## Stated problem
Write out, precisely and in full, each line of the material.

## Start Data shown

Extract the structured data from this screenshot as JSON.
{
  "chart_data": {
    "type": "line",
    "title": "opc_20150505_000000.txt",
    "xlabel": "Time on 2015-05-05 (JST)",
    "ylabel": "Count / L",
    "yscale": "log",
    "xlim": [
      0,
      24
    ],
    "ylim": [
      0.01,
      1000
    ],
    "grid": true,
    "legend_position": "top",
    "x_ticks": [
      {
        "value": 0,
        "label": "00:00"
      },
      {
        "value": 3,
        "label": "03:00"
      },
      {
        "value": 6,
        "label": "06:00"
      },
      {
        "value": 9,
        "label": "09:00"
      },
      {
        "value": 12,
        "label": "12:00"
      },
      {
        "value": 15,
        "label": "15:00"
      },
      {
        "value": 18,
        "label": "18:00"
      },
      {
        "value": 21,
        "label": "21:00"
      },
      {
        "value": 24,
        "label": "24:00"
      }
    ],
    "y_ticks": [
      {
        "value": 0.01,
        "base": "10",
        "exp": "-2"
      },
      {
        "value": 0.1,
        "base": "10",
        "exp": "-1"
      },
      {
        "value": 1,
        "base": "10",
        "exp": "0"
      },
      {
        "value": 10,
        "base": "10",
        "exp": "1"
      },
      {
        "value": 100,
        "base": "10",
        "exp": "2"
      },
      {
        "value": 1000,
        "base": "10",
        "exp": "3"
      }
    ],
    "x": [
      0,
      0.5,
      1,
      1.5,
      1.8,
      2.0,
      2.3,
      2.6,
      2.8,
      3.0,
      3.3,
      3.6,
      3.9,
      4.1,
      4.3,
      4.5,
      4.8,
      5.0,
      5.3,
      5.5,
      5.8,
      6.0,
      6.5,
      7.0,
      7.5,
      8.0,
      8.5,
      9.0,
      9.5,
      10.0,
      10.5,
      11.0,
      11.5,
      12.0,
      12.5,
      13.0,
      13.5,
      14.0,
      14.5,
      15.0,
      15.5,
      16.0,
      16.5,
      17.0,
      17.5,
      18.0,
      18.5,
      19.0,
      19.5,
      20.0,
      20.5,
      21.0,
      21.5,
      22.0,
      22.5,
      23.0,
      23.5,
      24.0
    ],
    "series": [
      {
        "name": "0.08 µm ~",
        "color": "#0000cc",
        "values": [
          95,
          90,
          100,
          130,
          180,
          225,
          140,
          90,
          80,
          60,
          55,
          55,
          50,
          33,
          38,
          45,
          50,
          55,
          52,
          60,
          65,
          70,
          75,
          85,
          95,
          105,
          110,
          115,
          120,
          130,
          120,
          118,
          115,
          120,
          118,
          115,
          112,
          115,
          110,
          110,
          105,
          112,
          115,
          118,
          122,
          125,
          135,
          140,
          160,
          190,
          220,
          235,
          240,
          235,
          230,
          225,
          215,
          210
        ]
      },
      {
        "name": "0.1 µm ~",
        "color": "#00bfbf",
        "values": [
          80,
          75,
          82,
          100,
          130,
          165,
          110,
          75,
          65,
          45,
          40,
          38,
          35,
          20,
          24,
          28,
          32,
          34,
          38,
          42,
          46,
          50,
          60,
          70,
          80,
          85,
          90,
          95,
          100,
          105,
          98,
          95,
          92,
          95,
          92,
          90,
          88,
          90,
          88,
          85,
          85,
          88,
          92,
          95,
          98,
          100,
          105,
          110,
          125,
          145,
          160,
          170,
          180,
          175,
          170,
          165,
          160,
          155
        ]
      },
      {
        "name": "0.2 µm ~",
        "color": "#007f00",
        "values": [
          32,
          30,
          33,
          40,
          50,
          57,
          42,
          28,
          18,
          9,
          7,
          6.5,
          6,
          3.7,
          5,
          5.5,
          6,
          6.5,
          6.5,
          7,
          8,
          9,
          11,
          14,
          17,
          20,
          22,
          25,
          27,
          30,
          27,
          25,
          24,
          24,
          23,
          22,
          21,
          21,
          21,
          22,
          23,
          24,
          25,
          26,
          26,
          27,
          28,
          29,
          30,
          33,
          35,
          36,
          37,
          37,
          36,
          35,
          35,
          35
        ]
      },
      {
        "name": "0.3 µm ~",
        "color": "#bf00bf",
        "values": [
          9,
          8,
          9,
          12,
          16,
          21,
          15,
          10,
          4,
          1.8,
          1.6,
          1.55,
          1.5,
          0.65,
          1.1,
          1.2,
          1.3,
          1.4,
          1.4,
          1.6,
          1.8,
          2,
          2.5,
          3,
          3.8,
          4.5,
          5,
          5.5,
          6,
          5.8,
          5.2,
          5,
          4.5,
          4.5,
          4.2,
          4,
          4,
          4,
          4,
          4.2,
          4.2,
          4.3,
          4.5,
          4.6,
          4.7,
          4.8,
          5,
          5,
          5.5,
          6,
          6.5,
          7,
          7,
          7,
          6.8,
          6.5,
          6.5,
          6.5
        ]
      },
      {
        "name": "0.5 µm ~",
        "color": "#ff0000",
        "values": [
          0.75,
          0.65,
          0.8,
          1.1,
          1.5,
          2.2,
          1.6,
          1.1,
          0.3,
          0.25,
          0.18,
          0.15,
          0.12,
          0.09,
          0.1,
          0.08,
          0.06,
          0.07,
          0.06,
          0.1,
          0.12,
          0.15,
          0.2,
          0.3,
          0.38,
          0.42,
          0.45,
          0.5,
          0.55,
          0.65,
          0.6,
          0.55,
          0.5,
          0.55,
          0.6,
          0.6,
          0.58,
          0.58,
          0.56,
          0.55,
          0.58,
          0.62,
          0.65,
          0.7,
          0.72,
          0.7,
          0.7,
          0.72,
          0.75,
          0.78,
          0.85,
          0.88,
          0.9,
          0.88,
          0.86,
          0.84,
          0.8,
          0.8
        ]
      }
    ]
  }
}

## End Data shown

## Solution for this problem
Extract the structured data from this screenshot as JSON.
{
  "chart_data": {
    "type": "line",
    "title": "opc_20150505_000000.txt",
    "xlabel": "Time on 2015-05-05 (JST)",
    "ylabel": "Count / L",
    "yscale": "log",
    "xlim": [
      0,
      24
    ],
    "ylim": [
      0.01,
      1000
    ],
    "grid": true,
    "legend_position": "top",
    "x_ticks": [
      {
        "value": 0,
        "label": "00:00"
      },
      {
        "value": 3,
        "label": "03:00"
      },
      {
        "value": 6,
        "label": "06:00"
      },
      {
        "value": 9,
        "label": "09:00"
      },
      {
        "value": 12,
        "label": "12:00"
      },
      {
        "value": 15,
        "label": "15:00"
      },
      {
        "value": 18,
        "label": "18:00"
      },
      {
        "value": 21,
        "label": "21:00"
      },
      {
        "value": 24,
        "label": "24:00"
      }
    ],
    "y_ticks": [
      {
        "value": 0.01,
        "base": "10",
        "exp": "-2"
      },
      {
        "value": 0.1,
        "base": "10",
        "exp": "-1"
      },
      {
        "value": 1,
        "base": "10",
        "exp": "0"
      },
      {
        "value": 10,
        "base": "10",
        "exp": "1"
      },
      {
        "value": 100,
        "base": "10",
        "exp": "2"
      },
      {
        "value": 1000,
        "base": "10",
        "exp": "3"
      }
    ],
    "x": [
      0,
      0.5,
      1,
      1.5,
      1.8,
      2.0,
      2.3,
      2.6,
      2.8,
      3.0,
      3.3,
      3.6,
      3.9,
      4.1,
      4.3,
      4.5,
      4.8,
      5.0,
      5.3,
      5.5,
      5.8,
      6.0,
      6.5,
      7.0,
      7.5,
      8.0,
      8.5,
      9.0,
      9.5,
      10.0,
      10.5,
      11.0,
      11.5,
      12.0,
      12.5,
      13.0,
      13.5,
      14.0,
      14.5,
      15.0,
      15.5,
      16.0,
      16.5,
      17.0,
      17.5,
      18.0,
      18.5,
      19.0,
      19.5,
      20.0,
      20.5,
      21.0,
      21.5,
      22.0,
      22.5,
      23.0,
      23.5,
      24.0
    ],
    "series": [
      {
        "name": "0.08 µm ~",
        "color": "#0000cc",
        "values": [
          95,
          90,
          100,
          130,
          180,
          225,
          140,
          90,
          80,
          60,
          55,
          55,
          50,
          33,
          38,
          45,
          50,
          55,
          52,
          60,
          65,
          70,
          75,
          85,
          95,
          105,
          110,
          115,
          120,
          130,
          120,
          118,
          115,
          120,
          118,
          115,
          112,
          115,
          110,
          110,
          105,
          112,
          115,
          118,
          122,
          125,
          135,
          140,
          160,
          190,
          220,
          235,
          240,
          235,
          230,
          225,
          215,
          210
        ]
      },
      {
        "name": "0.1 µm ~",
        "color": "#00bfbf",
        "values": [
          80,
          75,
          82,
          100,
          130,
          165,
          110,
          75,
          65,
          45,
          40,
          38,
          35,
          20,
          24,
          28,
          32,
          34,
          38,
          42,
          46,
          50,
          60,
          70,
          80,
          85,
          90,
          95,
          100,
          105,
          98,
          95,
          92,
          95,
          92,
          90,
          88,
          90,
          88,
          85,
          85,
          88,
          92,
          95,
          98,
          100,
          105,
          110,
          125,
          145,
          160,
          170,
          180,
          175,
          170,
          165,
          160,
          155
        ]
      },
      {
        "name": "0.2 µm ~",
        "color": "#007f00",
        "values": [
          32,
          30,
          33,
          40,
          50,
          57,
          42,
          28,
          18,
          9,
          7,
          6.5,
          6,
          3.7,
          5,
          5.5,
          6,
          6.5,
          6.5,
          7,
          8,
          9,
          11,
          14,
          17,
          20,
          22,
          25,
          27,
          30,
          27,
          25,
          24,
          24,
          23,
          22,
          21,
          21,
          21,
          22,
          23,
          24,
          25,
          26,
          26,
          27,
          28,
          29,
          30,
          33,
          35,
          36,
          37,
          37,
          36,
          35,
          35,
          35
        ]
      },
      {
        "name": "0.3 µm ~",
        "color": "#bf00bf",
        "values": [
          9,
          8,
          9,
          12,
          16,
          21,
          15,
          10,
          4,
          1.8,
          1.6,
          1.55,
          1.5,
          0.65,
          1.1,
          1.2,
          1.3,
          1.4,
          1.4,
          1.6,
          1.8,
          2,
          2.5,
          3,
          3.8,
          4.5,
          5,
          5.5,
          6,
          5.8,
          5.2,
          5,
          4.5,
          4.5,
          4.2,
          4,
          4,
          4,
          4,
          4.2,
          4.2,
          4.3,
          4.5,
          4.6,
          4.7,
          4.8,
          5,
          5,
          5.5,
          6,
          6.5,
          7,
          7,
          7,
          6.8,
          6.5,
          6.5,
          6.5
        ]
      },
      {
        "name": "0.5 µm ~",
        "color": "#ff0000",
        "values": [
          0.75,
          0.65,
          0.8,
          1.1,
          1.5,
          2.2,
          1.6,
          1.1,
          0.3,
          0.25,
          0.18,
          0.15,
          0.12,
          0.09,
          0.1,
          0.08,
          0.06,
          0.07,
          0.06,
          0.1,
          0.12,
          0.15,
          0.2,
          0.3,
          0.38,
          0.42,
          0.45,
          0.5,
          0.55,
          0.65,
          0.6,
          0.55,
          0.5,
          0.55,
          0.6,
          0.6,
          0.58,
          0.58,
          0.56,
          0.55,
          0.58,
          0.62,
          0.65,
          0.7,
          0.72,
          0.7,
          0.7,
          0.72,
          0.75,
          0.78,
          0.85,
          0.88,
          0.9,
          0.88,
          0.86,
          0.84,
          0.8,
          0.8
        ]
      }
    ]
  }
}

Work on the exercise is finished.